### PROBLEM DESCRIPTION:
Scan the data below for the string "Jobs". Show every line where it turns up.
━━ EXERCISE DATA ━━
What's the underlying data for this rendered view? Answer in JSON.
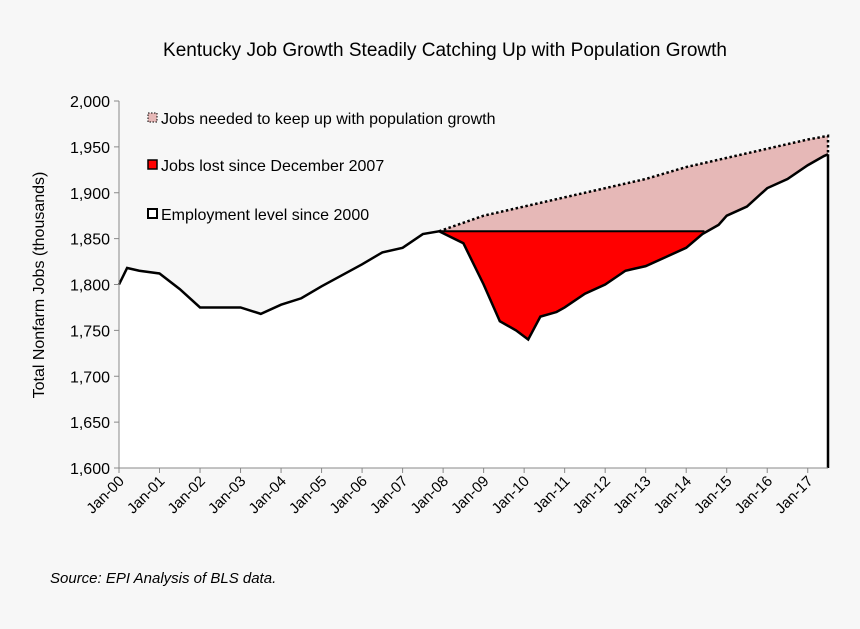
{
  "chart_data": {
    "type": "area",
    "title": "Kentucky Job Growth Steadily Catching Up with Population Growth",
    "ylabel": "Total Nonfarm Jobs (thousands)",
    "xlabel": "",
    "ylim": [
      1600,
      2000
    ],
    "yticks": [
      1600,
      1650,
      1700,
      1750,
      1800,
      1850,
      1900,
      1950,
      2000
    ],
    "ytick_labels": [
      "1,600",
      "1,650",
      "1,700",
      "1,750",
      "1,800",
      "1,850",
      "1,900",
      "1,950",
      "2,000"
    ],
    "xlim": [
      2000,
      2017.5
    ],
    "xticks": [
      2000,
      2001,
      2002,
      2003,
      2004,
      2005,
      2006,
      2007,
      2008,
      2009,
      2010,
      2011,
      2012,
      2013,
      2014,
      2015,
      2016,
      2017
    ],
    "xtick_labels": [
      "Jan-00",
      "Jan-01",
      "Jan-02",
      "Jan-03",
      "Jan-04",
      "Jan-05",
      "Jan-06",
      "Jan-07",
      "Jan-08",
      "Jan-09",
      "Jan-10",
      "Jan-11",
      "Jan-12",
      "Jan-13",
      "Jan-14",
      "Jan-15",
      "Jan-16",
      "Jan-17"
    ],
    "legend": [
      "Jobs needed to keep up with population growth",
      "Jobs lost since December 2007",
      "Employment level since 2000"
    ],
    "legend_position": "top-left",
    "colors": {
      "population": "#e6b8b7",
      "lost": "#ff0000",
      "employment": "#ffffff"
    },
    "dec2007_level": 1858,
    "employment": {
      "x": [
        2000,
        2000.2,
        2000.5,
        2001,
        2001.5,
        2002,
        2002.5,
        2003,
        2003.5,
        2004,
        2004.5,
        2005,
        2005.5,
        2006,
        2006.5,
        2007,
        2007.5,
        2007.9,
        2008.5,
        2009,
        2009.4,
        2009.8,
        2010.1,
        2010.4,
        2010.8,
        2011,
        2011.5,
        2012,
        2012.5,
        2013,
        2013.5,
        2014,
        2014.4,
        2014.8,
        2015,
        2015.5,
        2016,
        2016.5,
        2017,
        2017.4,
        2017.5
      ],
      "y": [
        1800,
        1818,
        1815,
        1812,
        1795,
        1775,
        1775,
        1775,
        1768,
        1778,
        1785,
        1798,
        1810,
        1822,
        1835,
        1840,
        1855,
        1858,
        1845,
        1800,
        1760,
        1750,
        1740,
        1765,
        1770,
        1775,
        1790,
        1800,
        1815,
        1820,
        1830,
        1840,
        1855,
        1865,
        1875,
        1885,
        1905,
        1915,
        1930,
        1940,
        1942
      ]
    },
    "population": {
      "x": [
        2007.9,
        2009,
        2010,
        2011,
        2012,
        2013,
        2014,
        2015,
        2016,
        2017,
        2017.5
      ],
      "y": [
        1858,
        1875,
        1885,
        1895,
        1905,
        1915,
        1928,
        1938,
        1948,
        1958,
        1962
      ]
    },
    "source": "Source: EPI Analysis of BLS data."
  }
}
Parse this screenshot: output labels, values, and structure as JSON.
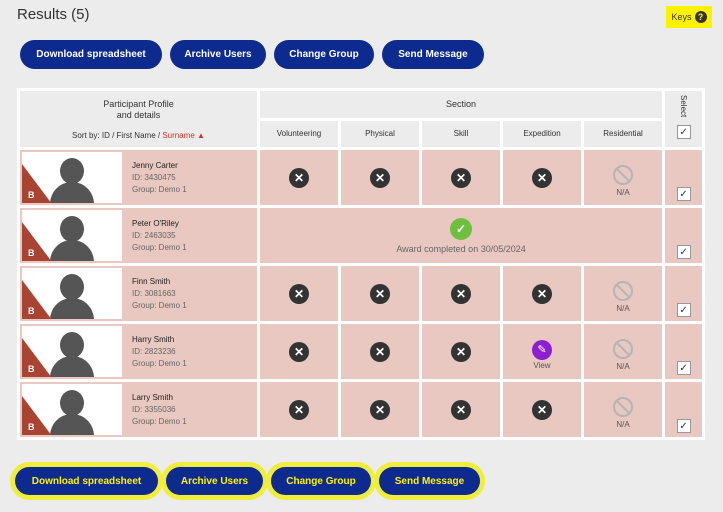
{
  "title": "Results (5)",
  "keys_label": "Keys",
  "keys_icon": "?",
  "buttons": {
    "download": "Download spreadsheet",
    "archive": "Archive Users",
    "change_group": "Change Group",
    "send_message": "Send Message"
  },
  "table": {
    "profile_header_line1": "Participant Profile",
    "profile_header_line2": "and details",
    "sort_prefix": "Sort by:",
    "sort_id": "ID",
    "sort_sep1": " / ",
    "sort_first": "First Name",
    "sort_sep2": " / ",
    "sort_surname": "Surname ▲",
    "section_header": "Section",
    "select_header": "Select",
    "columns": [
      "Volunteering",
      "Physical",
      "Skill",
      "Expedition",
      "Residential"
    ],
    "na_label": "N/A",
    "view_label": "View",
    "award_text": "Award completed on 30/05/2024",
    "badge_letter": "B",
    "rows": [
      {
        "name": "Jenny Carter",
        "id": "ID: 3430475",
        "group": "Group: Demo 1"
      },
      {
        "name": "Peter O'Riley",
        "id": "ID: 2463035",
        "group": "Group: Demo 1"
      },
      {
        "name": "Finn Smith",
        "id": "ID: 3081663",
        "group": "Group: Demo 1"
      },
      {
        "name": "Harry Smith",
        "id": "ID: 2823236",
        "group": "Group: Demo 1"
      },
      {
        "name": "Larry Smith",
        "id": "ID: 3355036",
        "group": "Group: Demo 1"
      }
    ]
  },
  "colors": {
    "button_bg": "#0d2b8e",
    "highlight": "#fff200",
    "row_bg": "#e8c8c0",
    "pending_icon": "#333333",
    "edit_icon": "#8e1fd0",
    "complete_icon": "#6fbf3f",
    "badge": "#a94432"
  },
  "icons": {
    "pending": "close-circle-icon",
    "na": "not-applicable-icon",
    "edit": "pencil-icon",
    "complete": "check-circle-icon",
    "checkbox": "checkmark-icon"
  }
}
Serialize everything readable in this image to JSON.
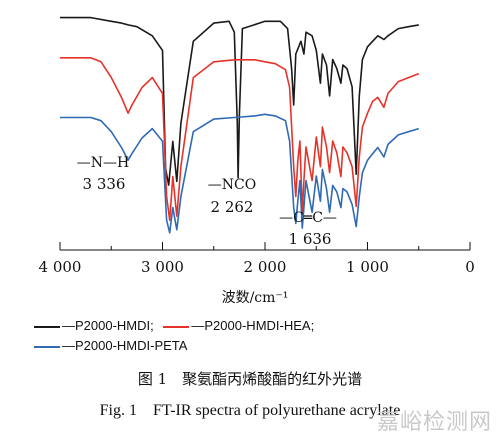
{
  "chart_data": {
    "type": "line",
    "xlabel": "波数/cm⁻¹",
    "xlim": [
      4000,
      0
    ],
    "x_reversed": true,
    "xticks": [
      4000,
      3000,
      2000,
      1000,
      0
    ],
    "xtick_labels": [
      "4 000",
      "3 000",
      "2 000",
      "1 000",
      "0"
    ],
    "y_axis_shown": false,
    "grid": false,
    "legend_placement": "below plot",
    "series": [
      {
        "name": "—P2000-HMDI",
        "color": "#1a1a1a",
        "offset": 0,
        "points": [
          [
            4000,
            98
          ],
          [
            3700,
            98
          ],
          [
            3500,
            96
          ],
          [
            3400,
            95
          ],
          [
            3336,
            94
          ],
          [
            3250,
            93
          ],
          [
            3100,
            88
          ],
          [
            3000,
            80
          ],
          [
            2970,
            15
          ],
          [
            2940,
            6
          ],
          [
            2900,
            30
          ],
          [
            2860,
            8
          ],
          [
            2820,
            40
          ],
          [
            2700,
            85
          ],
          [
            2500,
            95
          ],
          [
            2350,
            96
          ],
          [
            2300,
            90
          ],
          [
            2270,
            40
          ],
          [
            2262,
            10
          ],
          [
            2250,
            45
          ],
          [
            2220,
            92
          ],
          [
            2000,
            96
          ],
          [
            1850,
            96
          ],
          [
            1780,
            92
          ],
          [
            1740,
            70
          ],
          [
            1720,
            50
          ],
          [
            1700,
            78
          ],
          [
            1650,
            85
          ],
          [
            1620,
            78
          ],
          [
            1600,
            90
          ],
          [
            1540,
            88
          ],
          [
            1500,
            80
          ],
          [
            1460,
            62
          ],
          [
            1440,
            78
          ],
          [
            1400,
            72
          ],
          [
            1370,
            55
          ],
          [
            1340,
            75
          ],
          [
            1300,
            70
          ],
          [
            1260,
            62
          ],
          [
            1240,
            72
          ],
          [
            1200,
            70
          ],
          [
            1150,
            60
          ],
          [
            1110,
            12
          ],
          [
            1080,
            55
          ],
          [
            1050,
            75
          ],
          [
            1000,
            82
          ],
          [
            950,
            85
          ],
          [
            900,
            88
          ],
          [
            840,
            86
          ],
          [
            800,
            88
          ],
          [
            700,
            92
          ],
          [
            600,
            93
          ],
          [
            500,
            94
          ]
        ]
      },
      {
        "name": "—P2000-HMDI-HEA",
        "color": "#e63329",
        "offset": 0,
        "points": [
          [
            4000,
            90
          ],
          [
            3700,
            90
          ],
          [
            3600,
            88
          ],
          [
            3500,
            80
          ],
          [
            3400,
            70
          ],
          [
            3336,
            62
          ],
          [
            3300,
            66
          ],
          [
            3200,
            75
          ],
          [
            3100,
            80
          ],
          [
            3000,
            72
          ],
          [
            2960,
            20
          ],
          [
            2930,
            8
          ],
          [
            2900,
            30
          ],
          [
            2860,
            10
          ],
          [
            2820,
            35
          ],
          [
            2700,
            80
          ],
          [
            2500,
            88
          ],
          [
            2300,
            89
          ],
          [
            2100,
            89
          ],
          [
            2000,
            88
          ],
          [
            1900,
            87
          ],
          [
            1800,
            84
          ],
          [
            1760,
            75
          ],
          [
            1720,
            35
          ],
          [
            1700,
            20
          ],
          [
            1680,
            38
          ],
          [
            1660,
            48
          ],
          [
            1636,
            12
          ],
          [
            1620,
            28
          ],
          [
            1600,
            45
          ],
          [
            1540,
            28
          ],
          [
            1500,
            50
          ],
          [
            1460,
            35
          ],
          [
            1440,
            55
          ],
          [
            1400,
            45
          ],
          [
            1370,
            32
          ],
          [
            1340,
            48
          ],
          [
            1300,
            42
          ],
          [
            1260,
            30
          ],
          [
            1240,
            45
          ],
          [
            1200,
            42
          ],
          [
            1150,
            35
          ],
          [
            1110,
            15
          ],
          [
            1080,
            40
          ],
          [
            1050,
            55
          ],
          [
            1000,
            62
          ],
          [
            950,
            68
          ],
          [
            900,
            70
          ],
          [
            840,
            65
          ],
          [
            800,
            72
          ],
          [
            700,
            78
          ],
          [
            600,
            80
          ],
          [
            500,
            82
          ]
        ]
      },
      {
        "name": "—P2000-HMDI-PETA",
        "color": "#2f6ab5",
        "offset": 0,
        "points": [
          [
            4000,
            75
          ],
          [
            3700,
            75
          ],
          [
            3600,
            73
          ],
          [
            3500,
            66
          ],
          [
            3400,
            56
          ],
          [
            3336,
            48
          ],
          [
            3300,
            52
          ],
          [
            3200,
            62
          ],
          [
            3100,
            68
          ],
          [
            3000,
            60
          ],
          [
            2960,
            10
          ],
          [
            2930,
            2
          ],
          [
            2900,
            18
          ],
          [
            2860,
            4
          ],
          [
            2820,
            25
          ],
          [
            2700,
            66
          ],
          [
            2500,
            74
          ],
          [
            2300,
            75
          ],
          [
            2100,
            76
          ],
          [
            2000,
            77
          ],
          [
            1900,
            76
          ],
          [
            1800,
            73
          ],
          [
            1760,
            60
          ],
          [
            1720,
            18
          ],
          [
            1700,
            8
          ],
          [
            1680,
            22
          ],
          [
            1660,
            35
          ],
          [
            1636,
            5
          ],
          [
            1620,
            18
          ],
          [
            1600,
            35
          ],
          [
            1540,
            15
          ],
          [
            1500,
            38
          ],
          [
            1460,
            22
          ],
          [
            1440,
            42
          ],
          [
            1400,
            30
          ],
          [
            1370,
            15
          ],
          [
            1340,
            32
          ],
          [
            1300,
            28
          ],
          [
            1260,
            18
          ],
          [
            1240,
            30
          ],
          [
            1200,
            28
          ],
          [
            1150,
            20
          ],
          [
            1110,
            6
          ],
          [
            1080,
            25
          ],
          [
            1050,
            40
          ],
          [
            1000,
            48
          ],
          [
            950,
            52
          ],
          [
            900,
            56
          ],
          [
            840,
            50
          ],
          [
            800,
            58
          ],
          [
            700,
            64
          ],
          [
            600,
            66
          ],
          [
            500,
            68
          ]
        ]
      }
    ],
    "annotations": [
      {
        "id": "nh",
        "text": "—N—H",
        "value": "3 336"
      },
      {
        "id": "nco",
        "text": "—NCO",
        "value": "2 262"
      },
      {
        "id": "cc",
        "text": "—C═C—",
        "value": "1 636"
      }
    ]
  },
  "caption_cn": "图 1　聚氨酯丙烯酸酯的红外光谱",
  "caption_en": "Fig. 1　FT-IR spectra of polyurethane acrylate",
  "watermark": "嘉峪检测网"
}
━━━
### RESULT OF THIS TASK:
    "ylabel": "Total Nonfarm Jobs (thousands)",
      "Jobs needed to keep up with population growth",
      "Jobs lost since December 2007",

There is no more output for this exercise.